* [OBJECTIVE]
Copy the listing below line for line without any changes, and omit the pictures from your copy.

* [DATASET ENTRIES]

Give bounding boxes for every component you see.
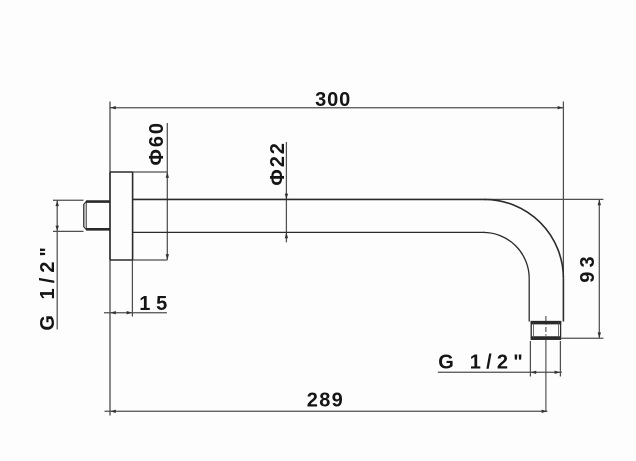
svg-text:Φ22: Φ22 [267,143,289,186]
svg-text:300: 300 [315,89,350,111]
svg-text:Φ60: Φ60 [146,123,168,166]
svg-text:289: 289 [307,390,343,412]
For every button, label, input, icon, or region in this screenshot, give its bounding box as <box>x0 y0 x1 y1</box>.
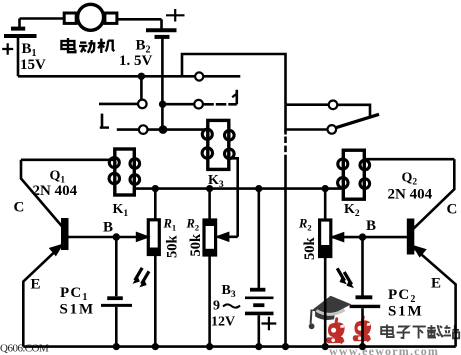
svg-text:PC1: PC1 <box>60 285 89 303</box>
svg-text:R2: R2 <box>298 217 312 233</box>
svg-text:B: B <box>366 218 376 234</box>
svg-text:C: C <box>447 202 458 218</box>
svg-text:2N 404: 2N 404 <box>33 183 78 199</box>
svg-text:K1: K1 <box>113 202 129 219</box>
svg-text:S1M: S1M <box>60 302 95 318</box>
svg-text:K3: K3 <box>208 173 224 190</box>
svg-text:R1: R1 <box>163 217 177 233</box>
svg-text:Q2: Q2 <box>402 171 418 188</box>
svg-text:E: E <box>431 276 441 292</box>
svg-text:1. 5V: 1. 5V <box>119 53 153 69</box>
svg-text:R2: R2 <box>186 217 200 233</box>
svg-text:C: C <box>14 200 25 216</box>
svg-text:B: B <box>103 220 113 236</box>
svg-text:15V: 15V <box>20 57 46 73</box>
svg-text:B3: B3 <box>222 283 236 300</box>
svg-text:50k: 50k <box>302 237 318 261</box>
svg-text:12V: 12V <box>211 315 235 330</box>
svg-text:S1M: S1M <box>388 304 423 320</box>
svg-text:PC2: PC2 <box>388 287 417 305</box>
svg-text:50k: 50k <box>188 233 204 257</box>
svg-text:9: 9 <box>213 299 220 314</box>
svg-text:E: E <box>31 277 41 293</box>
svg-text:2N 404: 2N 404 <box>388 187 433 203</box>
svg-text:K2: K2 <box>344 202 360 219</box>
svg-text:50k: 50k <box>165 235 181 259</box>
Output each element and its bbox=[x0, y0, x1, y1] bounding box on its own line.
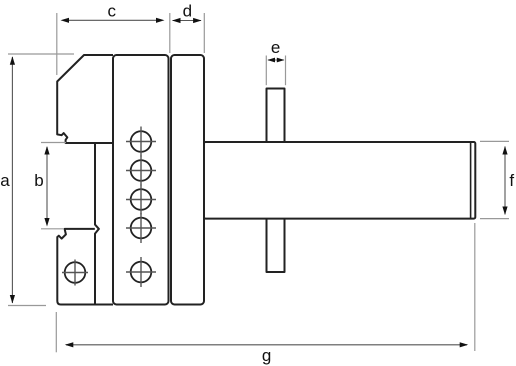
hole H6 crosshair bbox=[62, 260, 88, 286]
svg-text:f: f bbox=[509, 171, 514, 190]
extension line c/d middle bbox=[169, 13, 171, 53]
cross pin lower bbox=[267, 219, 285, 272]
svg-text:g: g bbox=[262, 346, 271, 365]
dimension c arrows bbox=[61, 18, 165, 23]
svg-text:b: b bbox=[34, 171, 43, 190]
shaft end chamfer line bbox=[470, 143, 472, 219]
svg-text:e: e bbox=[271, 38, 280, 57]
extension line d right bbox=[203, 13, 205, 53]
extension line c left bbox=[56, 13, 58, 75]
hole H3 bbox=[131, 189, 152, 210]
hole H6 (lower-left) bbox=[65, 262, 86, 283]
dimension g line bbox=[66, 344, 467, 346]
hole H4 bbox=[131, 218, 152, 239]
dimension g arrows bbox=[65, 342, 468, 347]
hole H2 bbox=[131, 160, 152, 181]
dimension b line bbox=[46, 147, 48, 225]
extension lines e bbox=[265, 56, 267, 86]
svg-text:a: a bbox=[0, 171, 10, 190]
hole H1 crosshair bbox=[126, 127, 156, 157]
extension line a top bbox=[8, 53, 74, 55]
dimension d line bbox=[173, 20, 201, 22]
extension line a bottom bbox=[8, 305, 46, 307]
hole H3 crosshair bbox=[126, 185, 156, 215]
extension line g right bbox=[474, 223, 476, 351]
dimension e line bbox=[268, 59, 284, 61]
hole H5 crosshair bbox=[126, 257, 156, 287]
extension line g left bbox=[55, 312, 57, 352]
bolt slab B (with holes) bbox=[113, 55, 169, 305]
dimension c line bbox=[63, 19, 162, 21]
extension line b bottom bbox=[41, 228, 64, 230]
dimension a arrows bbox=[10, 56, 15, 303]
hole H2 crosshair bbox=[126, 156, 156, 186]
dimension d arrows bbox=[172, 18, 202, 23]
shaft body bbox=[204, 142, 475, 219]
dimension f arrows bbox=[502, 146, 507, 215]
slab C bbox=[171, 55, 204, 305]
dimension a line bbox=[11, 57, 13, 303]
svg-text:d: d bbox=[183, 2, 192, 21]
clamp upper block outline bbox=[57, 55, 113, 143]
svg-text:c: c bbox=[108, 2, 117, 21]
hole H5 bbox=[131, 262, 152, 283]
clamp mid vertical edge with pointer notch bbox=[95, 143, 99, 304]
clamp lower block outline bbox=[57, 229, 113, 305]
extension lines f bbox=[480, 140, 509, 142]
dimension b arrows bbox=[44, 146, 49, 227]
dimension e arrows bbox=[267, 58, 284, 63]
dimension f line bbox=[504, 147, 506, 215]
hole H4 crosshair bbox=[126, 213, 156, 243]
cross pin upper bbox=[267, 89, 285, 143]
hole H1 bbox=[131, 131, 152, 152]
extension line b top bbox=[41, 142, 66, 144]
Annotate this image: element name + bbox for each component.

* [ANSWER IN FULL]
Give bounding boxes for every component you see.
svg-text:Φ22: Φ22 [267,143,289,186]
svg-text:300: 300 [315,89,350,111]
svg-text:Φ60: Φ60 [146,123,168,166]
svg-text:289: 289 [307,390,343,412]
For every button, label, input, icon, or region in this screenshot, give its bounding box as <box>x0 y0 x1 y1</box>.
svg-text:PC1: PC1 <box>60 285 89 303</box>
svg-text:R2: R2 <box>298 217 312 233</box>
svg-text:B: B <box>366 218 376 234</box>
svg-text:C: C <box>447 202 458 218</box>
svg-text:2N 404: 2N 404 <box>33 183 78 199</box>
svg-text:K1: K1 <box>113 202 129 219</box>
svg-text:S1M: S1M <box>60 302 95 318</box>
svg-text:K3: K3 <box>208 173 224 190</box>
svg-text:R1: R1 <box>163 217 177 233</box>
svg-text:Q2: Q2 <box>402 171 418 188</box>
svg-text:E: E <box>431 276 441 292</box>
svg-text:1. 5V: 1. 5V <box>119 53 153 69</box>
svg-text:R2: R2 <box>186 217 200 233</box>
svg-text:C: C <box>14 200 25 216</box>
svg-text:B: B <box>103 220 113 236</box>
svg-text:15V: 15V <box>20 57 46 73</box>
svg-text:B3: B3 <box>222 283 236 300</box>
svg-text:50k: 50k <box>302 237 318 261</box>
svg-text:12V: 12V <box>211 315 235 330</box>
svg-text:S1M: S1M <box>388 304 423 320</box>
svg-text:PC2: PC2 <box>388 287 417 305</box>
svg-text:50k: 50k <box>188 233 204 257</box>
svg-text:9: 9 <box>213 299 220 314</box>
svg-text:E: E <box>31 277 41 293</box>
svg-text:2N 404: 2N 404 <box>388 187 433 203</box>
svg-text:K2: K2 <box>344 202 360 219</box>
svg-text:50k: 50k <box>165 235 181 259</box>
Output each element and its bbox=[x0, y0, x1, y1] bounding box on its own line.
hole H6 crosshair bbox=[62, 260, 88, 286]
svg-text:f: f bbox=[509, 171, 514, 190]
extension line c/d middle bbox=[169, 13, 171, 53]
cross pin lower bbox=[267, 219, 285, 272]
svg-text:g: g bbox=[262, 346, 271, 365]
dimension c arrows bbox=[61, 18, 165, 23]
svg-text:b: b bbox=[34, 171, 43, 190]
shaft end chamfer line bbox=[470, 143, 472, 219]
svg-text:e: e bbox=[271, 38, 280, 57]
extension line d right bbox=[203, 13, 205, 53]
extension line c left bbox=[56, 13, 58, 75]
hole H3 bbox=[131, 189, 152, 210]
hole H6 (lower-left) bbox=[65, 262, 86, 283]
dimension g line bbox=[66, 344, 467, 346]
hole H4 bbox=[131, 218, 152, 239]
dimension g arrows bbox=[65, 342, 468, 347]
hole H2 bbox=[131, 160, 152, 181]
dimension b line bbox=[46, 147, 48, 225]
extension lines e bbox=[265, 56, 267, 86]
svg-text:a: a bbox=[0, 171, 10, 190]
hole H1 crosshair bbox=[126, 127, 156, 157]
extension line a top bbox=[8, 53, 74, 55]
dimension d line bbox=[173, 20, 201, 22]
extension line a bottom bbox=[8, 305, 46, 307]
hole H3 crosshair bbox=[126, 185, 156, 215]
extension line g right bbox=[474, 223, 476, 351]
dimension e line bbox=[268, 59, 284, 61]
hole H5 crosshair bbox=[126, 257, 156, 287]
extension line g left bbox=[55, 312, 57, 352]
bolt slab B (with holes) bbox=[113, 55, 169, 305]
dimension c line bbox=[63, 19, 162, 21]
extension line b bottom bbox=[41, 228, 64, 230]
dimension a arrows bbox=[10, 56, 15, 303]
hole H2 crosshair bbox=[126, 156, 156, 186]
dimension d arrows bbox=[172, 18, 202, 23]
shaft body bbox=[204, 142, 475, 219]
dimension f arrows bbox=[502, 146, 507, 215]
slab C bbox=[171, 55, 204, 305]
dimension a line bbox=[11, 57, 13, 303]
svg-text:d: d bbox=[183, 2, 192, 21]
clamp upper block outline bbox=[57, 55, 113, 143]
svg-text:c: c bbox=[108, 2, 117, 21]
hole H5 bbox=[131, 262, 152, 283]
clamp mid vertical edge with pointer notch bbox=[95, 143, 99, 304]
clamp lower block outline bbox=[57, 229, 113, 305]
extension lines f bbox=[480, 140, 509, 142]
dimension b arrows bbox=[44, 146, 49, 227]
dimension e arrows bbox=[267, 58, 284, 63]
dimension f line bbox=[504, 147, 506, 215]
hole H4 crosshair bbox=[126, 213, 156, 243]
cross pin upper bbox=[267, 89, 285, 143]
hole H1 bbox=[131, 131, 152, 152]
extension line b top bbox=[41, 142, 66, 144]
Annotate this image: element name + bbox for each component.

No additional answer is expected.